Prompt: Every line of the data must be copied exactly.

Data provided:
——————
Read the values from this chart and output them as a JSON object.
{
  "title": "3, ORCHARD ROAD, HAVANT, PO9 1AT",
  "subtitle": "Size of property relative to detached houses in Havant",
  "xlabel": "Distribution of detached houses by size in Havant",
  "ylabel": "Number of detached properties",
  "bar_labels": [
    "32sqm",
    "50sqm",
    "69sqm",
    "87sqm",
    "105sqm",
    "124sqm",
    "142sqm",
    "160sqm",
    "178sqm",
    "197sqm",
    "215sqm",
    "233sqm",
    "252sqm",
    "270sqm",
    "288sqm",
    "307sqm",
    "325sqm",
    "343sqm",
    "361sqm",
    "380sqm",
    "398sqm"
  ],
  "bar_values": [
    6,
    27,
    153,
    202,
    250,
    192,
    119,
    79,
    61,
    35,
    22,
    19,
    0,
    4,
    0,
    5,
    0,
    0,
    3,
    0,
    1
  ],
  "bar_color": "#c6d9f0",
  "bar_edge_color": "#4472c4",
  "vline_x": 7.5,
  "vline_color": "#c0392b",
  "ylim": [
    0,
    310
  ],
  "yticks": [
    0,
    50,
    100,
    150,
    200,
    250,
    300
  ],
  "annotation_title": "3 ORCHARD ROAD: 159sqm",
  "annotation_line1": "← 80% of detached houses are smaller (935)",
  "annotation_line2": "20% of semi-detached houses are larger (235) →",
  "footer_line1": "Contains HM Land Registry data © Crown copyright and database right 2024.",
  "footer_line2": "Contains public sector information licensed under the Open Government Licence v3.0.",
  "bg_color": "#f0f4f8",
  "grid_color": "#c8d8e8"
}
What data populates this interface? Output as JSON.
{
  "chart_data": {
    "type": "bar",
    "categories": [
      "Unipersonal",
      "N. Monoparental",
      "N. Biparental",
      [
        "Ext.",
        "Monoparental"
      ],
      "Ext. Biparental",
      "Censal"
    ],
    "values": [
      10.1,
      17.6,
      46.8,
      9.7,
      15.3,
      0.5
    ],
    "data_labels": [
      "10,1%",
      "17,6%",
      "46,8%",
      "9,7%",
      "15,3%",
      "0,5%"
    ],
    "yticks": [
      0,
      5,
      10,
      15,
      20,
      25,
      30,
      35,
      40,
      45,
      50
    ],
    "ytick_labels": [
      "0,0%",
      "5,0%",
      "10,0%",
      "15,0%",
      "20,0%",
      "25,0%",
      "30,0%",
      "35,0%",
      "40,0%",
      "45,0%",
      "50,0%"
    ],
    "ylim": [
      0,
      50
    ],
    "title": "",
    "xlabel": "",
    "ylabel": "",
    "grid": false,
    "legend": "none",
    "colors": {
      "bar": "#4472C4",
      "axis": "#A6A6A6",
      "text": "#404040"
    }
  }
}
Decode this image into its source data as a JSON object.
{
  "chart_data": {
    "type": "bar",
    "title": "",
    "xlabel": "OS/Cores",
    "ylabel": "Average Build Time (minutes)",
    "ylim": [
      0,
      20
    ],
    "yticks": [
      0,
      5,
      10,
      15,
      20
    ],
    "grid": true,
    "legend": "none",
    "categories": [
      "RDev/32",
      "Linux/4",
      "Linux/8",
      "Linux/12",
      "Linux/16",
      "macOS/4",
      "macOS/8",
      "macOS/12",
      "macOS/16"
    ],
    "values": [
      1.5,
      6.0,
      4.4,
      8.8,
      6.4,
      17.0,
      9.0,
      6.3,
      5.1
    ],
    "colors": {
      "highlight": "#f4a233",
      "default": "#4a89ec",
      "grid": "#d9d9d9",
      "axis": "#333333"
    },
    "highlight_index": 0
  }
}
——————
Reply to the exercise:
Read the values from this chart and output them as a JSON object.
{
  "title": "3, ORCHARD ROAD, HAVANT, PO9 1AT",
  "subtitle": "Size of property relative to detached houses in Havant",
  "xlabel": "Distribution of detached houses by size in Havant",
  "ylabel": "Number of detached properties",
  "bar_labels": [
    "32sqm",
    "50sqm",
    "69sqm",
    "87sqm",
    "105sqm",
    "124sqm",
    "142sqm",
    "160sqm",
    "178sqm",
    "197sqm",
    "215sqm",
    "233sqm",
    "252sqm",
    "270sqm",
    "288sqm",
    "307sqm",
    "325sqm",
    "343sqm",
    "361sqm",
    "380sqm",
    "398sqm"
  ],
  "bar_values": [
    6,
    27,
    153,
    202,
    250,
    192,
    119,
    79,
    61,
    35,
    22,
    19,
    0,
    4,
    0,
    5,
    0,
    0,
    3,
    0,
    1
  ],
  "bar_color": "#c6d9f0",
  "bar_edge_color": "#4472c4",
  "vline_x": 7.5,
  "vline_color": "#c0392b",
  "ylim": [
    0,
    310
  ],
  "yticks": [
    0,
    50,
    100,
    150,
    200,
    250,
    300
  ],
  "annotation_title": "3 ORCHARD ROAD: 159sqm",
  "annotation_line1": "← 80% of detached houses are smaller (935)",
  "annotation_line2": "20% of semi-detached houses are larger (235) →",
  "footer_line1": "Contains HM Land Registry data © Crown copyright and database right 2024.",
  "footer_line2": "Contains public sector information licensed under the Open Government Licence v3.0.",
  "bg_color": "#f0f4f8",
  "grid_color": "#c8d8e8"
}
What data populates this interface? Output as JSON.
{
  "chart_data": {
    "type": "bar",
    "categories": [
      "Unipersonal",
      "N. Monoparental",
      "N. Biparental",
      [
        "Ext.",
        "Monoparental"
      ],
      "Ext. Biparental",
      "Censal"
    ],
    "values": [
      10.1,
      17.6,
      46.8,
      9.7,
      15.3,
      0.5
    ],
    "data_labels": [
      "10,1%",
      "17,6%",
      "46,8%",
      "9,7%",
      "15,3%",
      "0,5%"
    ],
    "yticks": [
      0,
      5,
      10,
      15,
      20,
      25,
      30,
      35,
      40,
      45,
      50
    ],
    "ytick_labels": [
      "0,0%",
      "5,0%",
      "10,0%",
      "15,0%",
      "20,0%",
      "25,0%",
      "30,0%",
      "35,0%",
      "40,0%",
      "45,0%",
      "50,0%"
    ],
    "ylim": [
      0,
      50
    ],
    "title": "",
    "xlabel": "",
    "ylabel": "",
    "grid": false,
    "legend": "none",
    "colors": {
      "bar": "#4472C4",
      "axis": "#A6A6A6",
      "text": "#404040"
    }
  }
}
Decode this image into its source data as a JSON object.
{
  "chart_data": {
    "type": "bar",
    "title": "",
    "xlabel": "OS/Cores",
    "ylabel": "Average Build Time (minutes)",
    "ylim": [
      0,
      20
    ],
    "yticks": [
      0,
      5,
      10,
      15,
      20
    ],
    "grid": true,
    "legend": "none",
    "categories": [
      "RDev/32",
      "Linux/4",
      "Linux/8",
      "Linux/12",
      "Linux/16",
      "macOS/4",
      "macOS/8",
      "macOS/12",
      "macOS/16"
    ],
    "values": [
      1.5,
      6.0,
      4.4,
      8.8,
      6.4,
      17.0,
      9.0,
      6.3,
      5.1
    ],
    "colors": {
      "highlight": "#f4a233",
      "default": "#4a89ec",
      "grid": "#d9d9d9",
      "axis": "#333333"
    },
    "highlight_index": 0
  }
}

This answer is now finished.